▸ **THE REQUEST**: Return every line of the material exactly.

▸ **AVAILABLE RECORDS**:
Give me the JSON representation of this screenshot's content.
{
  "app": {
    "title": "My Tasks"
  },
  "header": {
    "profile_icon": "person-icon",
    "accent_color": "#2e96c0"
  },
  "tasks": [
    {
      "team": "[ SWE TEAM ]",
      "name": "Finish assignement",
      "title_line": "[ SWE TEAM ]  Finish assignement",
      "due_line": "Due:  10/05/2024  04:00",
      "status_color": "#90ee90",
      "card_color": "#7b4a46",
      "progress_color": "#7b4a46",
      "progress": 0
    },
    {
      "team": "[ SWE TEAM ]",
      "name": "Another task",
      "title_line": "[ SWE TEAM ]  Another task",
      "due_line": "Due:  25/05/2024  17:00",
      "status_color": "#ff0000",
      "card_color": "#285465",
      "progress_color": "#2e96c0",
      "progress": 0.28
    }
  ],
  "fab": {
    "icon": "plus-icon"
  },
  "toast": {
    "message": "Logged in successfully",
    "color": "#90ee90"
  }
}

▸ **OUTPUT**:
Give me the JSON representation of this screenshot's content.
{
  "app": {
    "title": "My Tasks"
  },
  "header": {
    "profile_icon": "person-icon",
    "accent_color": "#2e96c0"
  },
  "tasks": [
    {
      "team": "[ SWE TEAM ]",
      "name": "Finish assignement",
      "title_line": "[ SWE TEAM ]  Finish assignement",
      "due_line": "Due:  10/05/2024  04:00",
      "status_color": "#90ee90",
      "card_color": "#7b4a46",
      "progress_color": "#7b4a46",
      "progress": 0
    },
    {
      "team": "[ SWE TEAM ]",
      "name": "Another task",
      "title_line": "[ SWE TEAM ]  Another task",
      "due_line": "Due:  25/05/2024  17:00",
      "status_color": "#ff0000",
      "card_color": "#285465",
      "progress_color": "#2e96c0",
      "progress": 0.28
    }
  ],
  "fab": {
    "icon": "plus-icon"
  },
  "toast": {
    "message": "Logged in successfully",
    "color": "#90ee90"
  }
}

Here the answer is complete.